Records provided -
-- -- --

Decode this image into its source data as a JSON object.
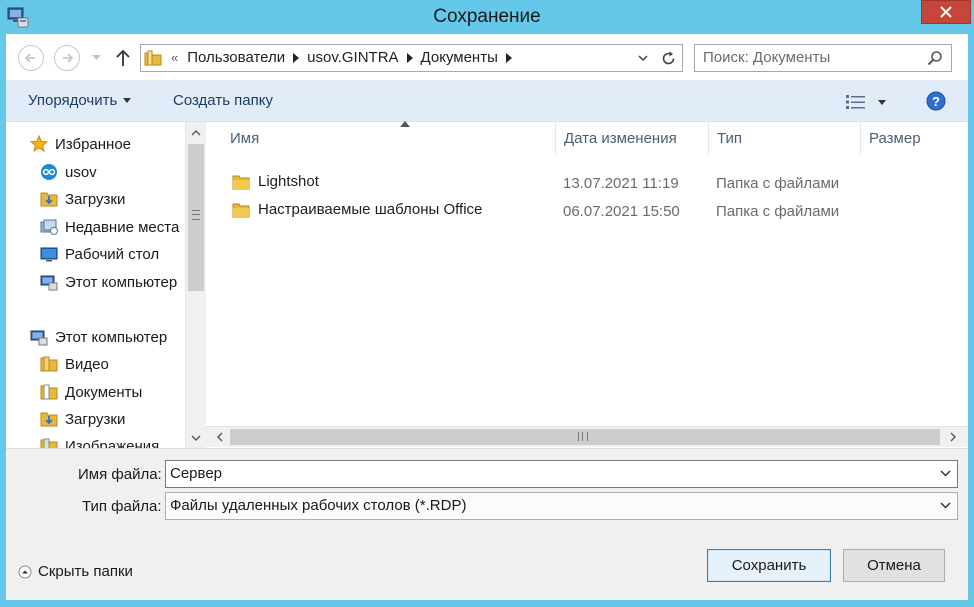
{
  "window": {
    "title": "Сохранение"
  },
  "address_bar": {
    "overflow": "«",
    "crumbs": [
      "Пользователи",
      "usov.GINTRA",
      "Документы"
    ]
  },
  "search": {
    "placeholder": "Поиск: Документы"
  },
  "toolbar": {
    "organize_label": "Упорядочить",
    "new_folder_label": "Создать папку"
  },
  "nav_pane": {
    "favorites_group": "Избранное",
    "favorites": [
      "usov",
      "Загрузки",
      "Недавние места",
      "Рабочий стол",
      "Этот компьютер"
    ],
    "computer_group": "Этот компьютер",
    "computer": [
      "Видео",
      "Документы",
      "Загрузки",
      "Изображения"
    ]
  },
  "columns": {
    "name": "Имя",
    "date": "Дата изменения",
    "type": "Тип",
    "size": "Размер"
  },
  "files": [
    {
      "name": "Lightshot",
      "date": "13.07.2021 11:19",
      "type": "Папка с файлами"
    },
    {
      "name": "Настраиваемые шаблоны Office",
      "date": "06.07.2021 15:50",
      "type": "Папка с файлами"
    }
  ],
  "form": {
    "filename_label": "Имя файла:",
    "filename_value": "Сервер",
    "filetype_label": "Тип файла:",
    "filetype_value": "Файлы удаленных рабочих столов (*.RDP)"
  },
  "footer": {
    "hide_folders_label": "Скрыть папки",
    "save_label": "Сохранить",
    "cancel_label": "Отмена"
  },
  "colors": {
    "title_bar": "#66c8e8",
    "close_button": "#c7463b",
    "toolbar": "#e1ecf8",
    "folder": "#e8b83c"
  }
}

-- -- --

Stated goal - Quote every record above exactly, omitting any pictures they contain.

Final result -
Decode this image into its source data as a JSON object.
{
  "window": {
    "title": "Сохранение"
  },
  "address_bar": {
    "overflow": "«",
    "crumbs": [
      "Пользователи",
      "usov.GINTRA",
      "Документы"
    ]
  },
  "search": {
    "placeholder": "Поиск: Документы"
  },
  "toolbar": {
    "organize_label": "Упорядочить",
    "new_folder_label": "Создать папку"
  },
  "nav_pane": {
    "favorites_group": "Избранное",
    "favorites": [
      "usov",
      "Загрузки",
      "Недавние места",
      "Рабочий стол",
      "Этот компьютер"
    ],
    "computer_group": "Этот компьютер",
    "computer": [
      "Видео",
      "Документы",
      "Загрузки",
      "Изображения"
    ]
  },
  "columns": {
    "name": "Имя",
    "date": "Дата изменения",
    "type": "Тип",
    "size": "Размер"
  },
  "files": [
    {
      "name": "Lightshot",
      "date": "13.07.2021 11:19",
      "type": "Папка с файлами"
    },
    {
      "name": "Настраиваемые шаблоны Office",
      "date": "06.07.2021 15:50",
      "type": "Папка с файлами"
    }
  ],
  "form": {
    "filename_label": "Имя файла:",
    "filename_value": "Сервер",
    "filetype_label": "Тип файла:",
    "filetype_value": "Файлы удаленных рабочих столов (*.RDP)"
  },
  "footer": {
    "hide_folders_label": "Скрыть папки",
    "save_label": "Сохранить",
    "cancel_label": "Отмена"
  },
  "colors": {
    "title_bar": "#66c8e8",
    "close_button": "#c7463b",
    "toolbar": "#e1ecf8",
    "folder": "#e8b83c"
  }
}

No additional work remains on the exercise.